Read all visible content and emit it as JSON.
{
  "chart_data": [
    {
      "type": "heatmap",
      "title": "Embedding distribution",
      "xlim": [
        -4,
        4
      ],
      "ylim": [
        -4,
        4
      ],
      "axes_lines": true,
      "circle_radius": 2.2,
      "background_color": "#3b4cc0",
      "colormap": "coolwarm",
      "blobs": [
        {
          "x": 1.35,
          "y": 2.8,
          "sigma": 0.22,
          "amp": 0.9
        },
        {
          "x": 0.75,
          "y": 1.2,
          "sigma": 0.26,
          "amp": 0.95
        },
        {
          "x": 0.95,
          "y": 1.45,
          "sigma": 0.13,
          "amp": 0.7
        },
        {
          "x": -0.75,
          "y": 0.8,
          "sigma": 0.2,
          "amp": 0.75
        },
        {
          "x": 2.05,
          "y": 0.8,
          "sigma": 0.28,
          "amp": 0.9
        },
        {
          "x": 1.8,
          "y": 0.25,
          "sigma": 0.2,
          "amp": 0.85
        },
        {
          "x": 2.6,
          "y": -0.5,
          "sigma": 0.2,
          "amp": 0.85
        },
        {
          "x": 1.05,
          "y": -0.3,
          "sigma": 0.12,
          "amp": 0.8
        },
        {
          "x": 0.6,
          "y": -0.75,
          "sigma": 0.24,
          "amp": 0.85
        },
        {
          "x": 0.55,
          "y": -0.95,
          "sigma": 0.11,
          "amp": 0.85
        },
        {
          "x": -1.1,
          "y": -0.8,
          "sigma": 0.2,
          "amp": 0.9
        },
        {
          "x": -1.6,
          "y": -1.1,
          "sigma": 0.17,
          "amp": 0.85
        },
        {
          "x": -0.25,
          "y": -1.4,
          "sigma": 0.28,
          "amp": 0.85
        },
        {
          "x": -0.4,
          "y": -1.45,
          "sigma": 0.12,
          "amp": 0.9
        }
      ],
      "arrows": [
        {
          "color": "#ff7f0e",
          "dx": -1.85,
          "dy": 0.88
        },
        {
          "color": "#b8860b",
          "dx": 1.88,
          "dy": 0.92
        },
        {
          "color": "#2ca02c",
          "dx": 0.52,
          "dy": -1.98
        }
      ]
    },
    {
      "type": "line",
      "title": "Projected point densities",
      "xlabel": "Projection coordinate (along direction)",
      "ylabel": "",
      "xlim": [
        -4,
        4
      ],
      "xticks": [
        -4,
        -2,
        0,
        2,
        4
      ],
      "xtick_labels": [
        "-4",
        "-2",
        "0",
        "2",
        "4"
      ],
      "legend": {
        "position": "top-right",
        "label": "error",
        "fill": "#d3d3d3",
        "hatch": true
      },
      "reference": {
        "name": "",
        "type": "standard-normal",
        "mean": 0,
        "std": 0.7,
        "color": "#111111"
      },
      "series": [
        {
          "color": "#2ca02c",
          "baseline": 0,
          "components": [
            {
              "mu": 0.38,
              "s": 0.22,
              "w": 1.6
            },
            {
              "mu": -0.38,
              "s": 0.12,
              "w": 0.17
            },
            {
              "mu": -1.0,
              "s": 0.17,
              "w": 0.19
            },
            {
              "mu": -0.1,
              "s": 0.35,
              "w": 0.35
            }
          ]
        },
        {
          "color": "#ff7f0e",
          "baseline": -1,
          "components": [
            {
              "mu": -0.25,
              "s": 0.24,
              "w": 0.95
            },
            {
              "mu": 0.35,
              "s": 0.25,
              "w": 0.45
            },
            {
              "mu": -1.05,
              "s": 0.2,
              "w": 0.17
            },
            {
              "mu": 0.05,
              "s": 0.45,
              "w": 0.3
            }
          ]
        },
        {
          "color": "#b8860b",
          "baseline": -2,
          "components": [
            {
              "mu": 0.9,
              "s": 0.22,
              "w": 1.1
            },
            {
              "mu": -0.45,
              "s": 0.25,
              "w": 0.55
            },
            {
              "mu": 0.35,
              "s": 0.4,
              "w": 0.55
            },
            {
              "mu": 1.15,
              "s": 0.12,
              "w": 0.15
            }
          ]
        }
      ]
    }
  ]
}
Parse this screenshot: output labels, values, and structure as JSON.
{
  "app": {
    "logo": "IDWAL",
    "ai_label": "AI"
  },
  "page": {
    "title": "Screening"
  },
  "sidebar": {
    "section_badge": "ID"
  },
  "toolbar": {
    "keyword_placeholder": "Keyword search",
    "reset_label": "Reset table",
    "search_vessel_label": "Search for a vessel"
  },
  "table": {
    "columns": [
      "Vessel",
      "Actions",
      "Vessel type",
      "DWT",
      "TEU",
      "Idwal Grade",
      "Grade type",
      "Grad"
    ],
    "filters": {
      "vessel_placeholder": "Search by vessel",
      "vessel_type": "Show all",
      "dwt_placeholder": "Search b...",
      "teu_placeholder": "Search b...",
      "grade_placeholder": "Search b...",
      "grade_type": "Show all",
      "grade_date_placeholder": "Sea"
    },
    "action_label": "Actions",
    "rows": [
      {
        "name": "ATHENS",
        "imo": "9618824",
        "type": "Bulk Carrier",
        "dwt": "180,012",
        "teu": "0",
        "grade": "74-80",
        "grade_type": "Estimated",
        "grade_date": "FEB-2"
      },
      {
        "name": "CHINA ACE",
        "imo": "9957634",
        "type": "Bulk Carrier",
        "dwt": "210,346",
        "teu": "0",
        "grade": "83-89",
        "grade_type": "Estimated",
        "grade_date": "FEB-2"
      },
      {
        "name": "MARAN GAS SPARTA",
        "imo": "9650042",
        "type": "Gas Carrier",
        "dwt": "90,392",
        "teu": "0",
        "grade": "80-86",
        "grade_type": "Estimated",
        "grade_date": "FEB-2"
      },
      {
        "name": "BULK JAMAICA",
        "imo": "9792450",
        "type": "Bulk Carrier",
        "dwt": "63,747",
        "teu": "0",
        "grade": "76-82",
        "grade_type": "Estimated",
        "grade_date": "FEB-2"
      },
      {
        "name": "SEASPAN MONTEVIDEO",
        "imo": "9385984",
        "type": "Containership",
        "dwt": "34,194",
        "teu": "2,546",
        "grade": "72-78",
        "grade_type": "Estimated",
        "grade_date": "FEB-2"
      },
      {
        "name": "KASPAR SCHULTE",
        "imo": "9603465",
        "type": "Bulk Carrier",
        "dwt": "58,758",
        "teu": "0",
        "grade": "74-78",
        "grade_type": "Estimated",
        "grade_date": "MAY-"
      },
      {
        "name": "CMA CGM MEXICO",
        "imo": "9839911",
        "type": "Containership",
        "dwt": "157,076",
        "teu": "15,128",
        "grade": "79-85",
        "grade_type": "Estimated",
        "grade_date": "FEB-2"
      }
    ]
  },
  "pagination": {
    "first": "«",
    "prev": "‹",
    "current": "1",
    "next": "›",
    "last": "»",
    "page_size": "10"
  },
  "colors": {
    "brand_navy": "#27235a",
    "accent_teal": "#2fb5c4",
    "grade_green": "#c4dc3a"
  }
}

········

Write out every entry above, word for word.

EXPECTED OUTPUT:
Read all visible content and emit it as JSON.
{
  "chart_data": [
    {
      "type": "heatmap",
      "title": "Embedding distribution",
      "xlim": [
        -4,
        4
      ],
      "ylim": [
        -4,
        4
      ],
      "axes_lines": true,
      "circle_radius": 2.2,
      "background_color": "#3b4cc0",
      "colormap": "coolwarm",
      "blobs": [
        {
          "x": 1.35,
          "y": 2.8,
          "sigma": 0.22,
          "amp": 0.9
        },
        {
          "x": 0.75,
          "y": 1.2,
          "sigma": 0.26,
          "amp": 0.95
        },
        {
          "x": 0.95,
          "y": 1.45,
          "sigma": 0.13,
          "amp": 0.7
        },
        {
          "x": -0.75,
          "y": 0.8,
          "sigma": 0.2,
          "amp": 0.75
        },
        {
          "x": 2.05,
          "y": 0.8,
          "sigma": 0.28,
          "amp": 0.9
        },
        {
          "x": 1.8,
          "y": 0.25,
          "sigma": 0.2,
          "amp": 0.85
        },
        {
          "x": 2.6,
          "y": -0.5,
          "sigma": 0.2,
          "amp": 0.85
        },
        {
          "x": 1.05,
          "y": -0.3,
          "sigma": 0.12,
          "amp": 0.8
        },
        {
          "x": 0.6,
          "y": -0.75,
          "sigma": 0.24,
          "amp": 0.85
        },
        {
          "x": 0.55,
          "y": -0.95,
          "sigma": 0.11,
          "amp": 0.85
        },
        {
          "x": -1.1,
          "y": -0.8,
          "sigma": 0.2,
          "amp": 0.9
        },
        {
          "x": -1.6,
          "y": -1.1,
          "sigma": 0.17,
          "amp": 0.85
        },
        {
          "x": -0.25,
          "y": -1.4,
          "sigma": 0.28,
          "amp": 0.85
        },
        {
          "x": -0.4,
          "y": -1.45,
          "sigma": 0.12,
          "amp": 0.9
        }
      ],
      "arrows": [
        {
          "color": "#ff7f0e",
          "dx": -1.85,
          "dy": 0.88
        },
        {
          "color": "#b8860b",
          "dx": 1.88,
          "dy": 0.92
        },
        {
          "color": "#2ca02c",
          "dx": 0.52,
          "dy": -1.98
        }
      ]
    },
    {
      "type": "line",
      "title": "Projected point densities",
      "xlabel": "Projection coordinate (along direction)",
      "ylabel": "",
      "xlim": [
        -4,
        4
      ],
      "xticks": [
        -4,
        -2,
        0,
        2,
        4
      ],
      "xtick_labels": [
        "-4",
        "-2",
        "0",
        "2",
        "4"
      ],
      "legend": {
        "position": "top-right",
        "label": "error",
        "fill": "#d3d3d3",
        "hatch": true
      },
      "reference": {
        "name": "",
        "type": "standard-normal",
        "mean": 0,
        "std": 0.7,
        "color": "#111111"
      },
      "series": [
        {
          "color": "#2ca02c",
          "baseline": 0,
          "components": [
            {
              "mu": 0.38,
              "s": 0.22,
              "w": 1.6
            },
            {
              "mu": -0.38,
              "s": 0.12,
              "w": 0.17
            },
            {
              "mu": -1.0,
              "s": 0.17,
              "w": 0.19
            },
            {
              "mu": -0.1,
              "s": 0.35,
              "w": 0.35
            }
          ]
        },
        {
          "color": "#ff7f0e",
          "baseline": -1,
          "components": [
            {
              "mu": -0.25,
              "s": 0.24,
              "w": 0.95
            },
            {
              "mu": 0.35,
              "s": 0.25,
              "w": 0.45
            },
            {
              "mu": -1.05,
              "s": 0.2,
              "w": 0.17
            },
            {
              "mu": 0.05,
              "s": 0.45,
              "w": 0.3
            }
          ]
        },
        {
          "color": "#b8860b",
          "baseline": -2,
          "components": [
            {
              "mu": 0.9,
              "s": 0.22,
              "w": 1.1
            },
            {
              "mu": -0.45,
              "s": 0.25,
              "w": 0.55
            },
            {
              "mu": 0.35,
              "s": 0.4,
              "w": 0.55
            },
            {
              "mu": 1.15,
              "s": 0.12,
              "w": 0.15
            }
          ]
        }
      ]
    }
  ]
}
Parse this screenshot: output labels, values, and structure as JSON.
{
  "app": {
    "logo": "IDWAL",
    "ai_label": "AI"
  },
  "page": {
    "title": "Screening"
  },
  "sidebar": {
    "section_badge": "ID"
  },
  "toolbar": {
    "keyword_placeholder": "Keyword search",
    "reset_label": "Reset table",
    "search_vessel_label": "Search for a vessel"
  },
  "table": {
    "columns": [
      "Vessel",
      "Actions",
      "Vessel type",
      "DWT",
      "TEU",
      "Idwal Grade",
      "Grade type",
      "Grad"
    ],
    "filters": {
      "vessel_placeholder": "Search by vessel",
      "vessel_type": "Show all",
      "dwt_placeholder": "Search b...",
      "teu_placeholder": "Search b...",
      "grade_placeholder": "Search b...",
      "grade_type": "Show all",
      "grade_date_placeholder": "Sea"
    },
    "action_label": "Actions",
    "rows": [
      {
        "name": "ATHENS",
        "imo": "9618824",
        "type": "Bulk Carrier",
        "dwt": "180,012",
        "teu": "0",
        "grade": "74-80",
        "grade_type": "Estimated",
        "grade_date": "FEB-2"
      },
      {
        "name": "CHINA ACE",
        "imo": "9957634",
        "type": "Bulk Carrier",
        "dwt": "210,346",
        "teu": "0",
        "grade": "83-89",
        "grade_type": "Estimated",
        "grade_date": "FEB-2"
      },
      {
        "name": "MARAN GAS SPARTA",
        "imo": "9650042",
        "type": "Gas Carrier",
        "dwt": "90,392",
        "teu": "0",
        "grade": "80-86",
        "grade_type": "Estimated",
        "grade_date": "FEB-2"
      },
      {
        "name": "BULK JAMAICA",
        "imo": "9792450",
        "type": "Bulk Carrier",
        "dwt": "63,747",
        "teu": "0",
        "grade": "76-82",
        "grade_type": "Estimated",
        "grade_date": "FEB-2"
      },
      {
        "name": "SEASPAN MONTEVIDEO",
        "imo": "9385984",
        "type": "Containership",
        "dwt": "34,194",
        "teu": "2,546",
        "grade": "72-78",
        "grade_type": "Estimated",
        "grade_date": "FEB-2"
      },
      {
        "name": "KASPAR SCHULTE",
        "imo": "9603465",
        "type": "Bulk Carrier",
        "dwt": "58,758",
        "teu": "0",
        "grade": "74-78",
        "grade_type": "Estimated",
        "grade_date": "MAY-"
      },
      {
        "name": "CMA CGM MEXICO",
        "imo": "9839911",
        "type": "Containership",
        "dwt": "157,076",
        "teu": "15,128",
        "grade": "79-85",
        "grade_type": "Estimated",
        "grade_date": "FEB-2"
      }
    ]
  },
  "pagination": {
    "first": "«",
    "prev": "‹",
    "current": "1",
    "next": "›",
    "last": "»",
    "page_size": "10"
  },
  "colors": {
    "brand_navy": "#27235a",
    "accent_teal": "#2fb5c4",
    "grade_green": "#c4dc3a"
  }
}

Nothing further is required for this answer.